# Start of DATA SUPPLIED
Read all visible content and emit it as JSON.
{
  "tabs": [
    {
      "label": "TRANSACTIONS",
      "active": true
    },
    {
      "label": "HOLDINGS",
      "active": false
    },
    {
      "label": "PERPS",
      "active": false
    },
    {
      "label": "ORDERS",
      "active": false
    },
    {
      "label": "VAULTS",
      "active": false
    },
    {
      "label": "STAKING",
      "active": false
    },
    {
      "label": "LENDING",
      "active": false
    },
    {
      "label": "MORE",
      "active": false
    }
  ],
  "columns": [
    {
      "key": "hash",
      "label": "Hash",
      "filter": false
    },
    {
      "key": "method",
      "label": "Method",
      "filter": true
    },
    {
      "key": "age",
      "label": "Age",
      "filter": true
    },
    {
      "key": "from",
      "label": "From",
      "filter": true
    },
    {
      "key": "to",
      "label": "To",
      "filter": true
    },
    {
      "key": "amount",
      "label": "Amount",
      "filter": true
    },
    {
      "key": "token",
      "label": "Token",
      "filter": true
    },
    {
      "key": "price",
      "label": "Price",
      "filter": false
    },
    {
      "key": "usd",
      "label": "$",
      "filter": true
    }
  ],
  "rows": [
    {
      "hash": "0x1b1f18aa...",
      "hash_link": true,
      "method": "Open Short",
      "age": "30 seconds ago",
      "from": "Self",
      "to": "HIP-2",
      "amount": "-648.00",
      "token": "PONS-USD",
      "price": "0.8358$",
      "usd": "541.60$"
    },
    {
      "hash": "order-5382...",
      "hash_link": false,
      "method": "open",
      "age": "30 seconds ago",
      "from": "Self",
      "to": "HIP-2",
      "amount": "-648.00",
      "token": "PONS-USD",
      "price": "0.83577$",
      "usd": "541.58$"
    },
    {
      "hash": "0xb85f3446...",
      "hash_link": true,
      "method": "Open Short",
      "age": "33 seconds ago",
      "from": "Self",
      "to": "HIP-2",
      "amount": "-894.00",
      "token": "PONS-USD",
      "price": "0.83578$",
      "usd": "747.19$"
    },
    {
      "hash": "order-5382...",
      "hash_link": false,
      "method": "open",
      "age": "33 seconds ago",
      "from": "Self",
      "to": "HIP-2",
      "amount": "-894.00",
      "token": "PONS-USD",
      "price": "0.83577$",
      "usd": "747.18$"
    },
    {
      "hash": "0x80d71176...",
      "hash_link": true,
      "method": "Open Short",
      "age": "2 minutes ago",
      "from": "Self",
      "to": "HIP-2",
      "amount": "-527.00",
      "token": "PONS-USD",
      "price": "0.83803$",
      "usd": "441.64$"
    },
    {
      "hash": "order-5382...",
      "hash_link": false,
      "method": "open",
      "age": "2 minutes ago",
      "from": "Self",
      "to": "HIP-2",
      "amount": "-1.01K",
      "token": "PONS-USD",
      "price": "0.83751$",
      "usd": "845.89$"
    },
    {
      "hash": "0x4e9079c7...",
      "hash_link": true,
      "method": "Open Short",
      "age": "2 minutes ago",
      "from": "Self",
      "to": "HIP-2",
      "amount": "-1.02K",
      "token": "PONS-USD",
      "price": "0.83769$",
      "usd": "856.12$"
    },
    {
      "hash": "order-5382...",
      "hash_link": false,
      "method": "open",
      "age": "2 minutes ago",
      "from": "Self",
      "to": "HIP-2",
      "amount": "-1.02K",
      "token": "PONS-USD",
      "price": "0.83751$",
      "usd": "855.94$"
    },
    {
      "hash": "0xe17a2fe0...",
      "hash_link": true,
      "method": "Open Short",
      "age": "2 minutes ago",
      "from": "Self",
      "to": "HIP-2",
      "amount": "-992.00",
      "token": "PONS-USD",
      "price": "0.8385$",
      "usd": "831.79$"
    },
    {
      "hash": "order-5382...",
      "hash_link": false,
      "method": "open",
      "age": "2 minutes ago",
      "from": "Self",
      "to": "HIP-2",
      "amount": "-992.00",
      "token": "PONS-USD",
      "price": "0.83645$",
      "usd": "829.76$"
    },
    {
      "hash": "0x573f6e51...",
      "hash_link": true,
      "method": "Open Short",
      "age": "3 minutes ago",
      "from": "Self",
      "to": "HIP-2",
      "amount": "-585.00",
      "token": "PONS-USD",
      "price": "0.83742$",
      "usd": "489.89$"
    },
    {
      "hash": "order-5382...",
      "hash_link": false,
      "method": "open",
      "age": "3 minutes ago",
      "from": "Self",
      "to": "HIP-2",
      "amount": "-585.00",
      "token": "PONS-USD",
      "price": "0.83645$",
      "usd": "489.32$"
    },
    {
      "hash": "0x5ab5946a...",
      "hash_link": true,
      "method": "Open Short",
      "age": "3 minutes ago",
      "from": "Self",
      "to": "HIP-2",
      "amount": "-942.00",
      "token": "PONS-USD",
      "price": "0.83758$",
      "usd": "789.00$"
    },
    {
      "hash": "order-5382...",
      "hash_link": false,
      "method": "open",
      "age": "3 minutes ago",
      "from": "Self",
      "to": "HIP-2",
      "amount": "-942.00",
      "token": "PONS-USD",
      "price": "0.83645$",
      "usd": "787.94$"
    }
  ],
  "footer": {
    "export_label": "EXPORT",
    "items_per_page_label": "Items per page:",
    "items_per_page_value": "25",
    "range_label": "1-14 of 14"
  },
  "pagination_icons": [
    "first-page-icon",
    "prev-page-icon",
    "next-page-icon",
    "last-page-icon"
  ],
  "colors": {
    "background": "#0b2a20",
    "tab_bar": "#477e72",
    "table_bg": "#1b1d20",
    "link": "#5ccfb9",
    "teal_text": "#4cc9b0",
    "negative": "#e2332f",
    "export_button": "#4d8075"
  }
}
# End of DATA SUPPLIED
GOAL OF THE EXERCISE: Retype the data in full and match it exactly.

COMPLETED EXERCISE:
Read all visible content and emit it as JSON.
{
  "tabs": [
    {
      "label": "TRANSACTIONS",
      "active": true
    },
    {
      "label": "HOLDINGS",
      "active": false
    },
    {
      "label": "PERPS",
      "active": false
    },
    {
      "label": "ORDERS",
      "active": false
    },
    {
      "label": "VAULTS",
      "active": false
    },
    {
      "label": "STAKING",
      "active": false
    },
    {
      "label": "LENDING",
      "active": false
    },
    {
      "label": "MORE",
      "active": false
    }
  ],
  "columns": [
    {
      "key": "hash",
      "label": "Hash",
      "filter": false
    },
    {
      "key": "method",
      "label": "Method",
      "filter": true
    },
    {
      "key": "age",
      "label": "Age",
      "filter": true
    },
    {
      "key": "from",
      "label": "From",
      "filter": true
    },
    {
      "key": "to",
      "label": "To",
      "filter": true
    },
    {
      "key": "amount",
      "label": "Amount",
      "filter": true
    },
    {
      "key": "token",
      "label": "Token",
      "filter": true
    },
    {
      "key": "price",
      "label": "Price",
      "filter": false
    },
    {
      "key": "usd",
      "label": "$",
      "filter": true
    }
  ],
  "rows": [
    {
      "hash": "0x1b1f18aa...",
      "hash_link": true,
      "method": "Open Short",
      "age": "30 seconds ago",
      "from": "Self",
      "to": "HIP-2",
      "amount": "-648.00",
      "token": "PONS-USD",
      "price": "0.8358$",
      "usd": "541.60$"
    },
    {
      "hash": "order-5382...",
      "hash_link": false,
      "method": "open",
      "age": "30 seconds ago",
      "from": "Self",
      "to": "HIP-2",
      "amount": "-648.00",
      "token": "PONS-USD",
      "price": "0.83577$",
      "usd": "541.58$"
    },
    {
      "hash": "0xb85f3446...",
      "hash_link": true,
      "method": "Open Short",
      "age": "33 seconds ago",
      "from": "Self",
      "to": "HIP-2",
      "amount": "-894.00",
      "token": "PONS-USD",
      "price": "0.83578$",
      "usd": "747.19$"
    },
    {
      "hash": "order-5382...",
      "hash_link": false,
      "method": "open",
      "age": "33 seconds ago",
      "from": "Self",
      "to": "HIP-2",
      "amount": "-894.00",
      "token": "PONS-USD",
      "price": "0.83577$",
      "usd": "747.18$"
    },
    {
      "hash": "0x80d71176...",
      "hash_link": true,
      "method": "Open Short",
      "age": "2 minutes ago",
      "from": "Self",
      "to": "HIP-2",
      "amount": "-527.00",
      "token": "PONS-USD",
      "price": "0.83803$",
      "usd": "441.64$"
    },
    {
      "hash": "order-5382...",
      "hash_link": false,
      "method": "open",
      "age": "2 minutes ago",
      "from": "Self",
      "to": "HIP-2",
      "amount": "-1.01K",
      "token": "PONS-USD",
      "price": "0.83751$",
      "usd": "845.89$"
    },
    {
      "hash": "0x4e9079c7...",
      "hash_link": true,
      "method": "Open Short",
      "age": "2 minutes ago",
      "from": "Self",
      "to": "HIP-2",
      "amount": "-1.02K",
      "token": "PONS-USD",
      "price": "0.83769$",
      "usd": "856.12$"
    },
    {
      "hash": "order-5382...",
      "hash_link": false,
      "method": "open",
      "age": "2 minutes ago",
      "from": "Self",
      "to": "HIP-2",
      "amount": "-1.02K",
      "token": "PONS-USD",
      "price": "0.83751$",
      "usd": "855.94$"
    },
    {
      "hash": "0xe17a2fe0...",
      "hash_link": true,
      "method": "Open Short",
      "age": "2 minutes ago",
      "from": "Self",
      "to": "HIP-2",
      "amount": "-992.00",
      "token": "PONS-USD",
      "price": "0.8385$",
      "usd": "831.79$"
    },
    {
      "hash": "order-5382...",
      "hash_link": false,
      "method": "open",
      "age": "2 minutes ago",
      "from": "Self",
      "to": "HIP-2",
      "amount": "-992.00",
      "token": "PONS-USD",
      "price": "0.83645$",
      "usd": "829.76$"
    },
    {
      "hash": "0x573f6e51...",
      "hash_link": true,
      "method": "Open Short",
      "age": "3 minutes ago",
      "from": "Self",
      "to": "HIP-2",
      "amount": "-585.00",
      "token": "PONS-USD",
      "price": "0.83742$",
      "usd": "489.89$"
    },
    {
      "hash": "order-5382...",
      "hash_link": false,
      "method": "open",
      "age": "3 minutes ago",
      "from": "Self",
      "to": "HIP-2",
      "amount": "-585.00",
      "token": "PONS-USD",
      "price": "0.83645$",
      "usd": "489.32$"
    },
    {
      "hash": "0x5ab5946a...",
      "hash_link": true,
      "method": "Open Short",
      "age": "3 minutes ago",
      "from": "Self",
      "to": "HIP-2",
      "amount": "-942.00",
      "token": "PONS-USD",
      "price": "0.83758$",
      "usd": "789.00$"
    },
    {
      "hash": "order-5382...",
      "hash_link": false,
      "method": "open",
      "age": "3 minutes ago",
      "from": "Self",
      "to": "HIP-2",
      "amount": "-942.00",
      "token": "PONS-USD",
      "price": "0.83645$",
      "usd": "787.94$"
    }
  ],
  "footer": {
    "export_label": "EXPORT",
    "items_per_page_label": "Items per page:",
    "items_per_page_value": "25",
    "range_label": "1-14 of 14"
  },
  "pagination_icons": [
    "first-page-icon",
    "prev-page-icon",
    "next-page-icon",
    "last-page-icon"
  ],
  "colors": {
    "background": "#0b2a20",
    "tab_bar": "#477e72",
    "table_bg": "#1b1d20",
    "link": "#5ccfb9",
    "teal_text": "#4cc9b0",
    "negative": "#e2332f",
    "export_button": "#4d8075"
  }
}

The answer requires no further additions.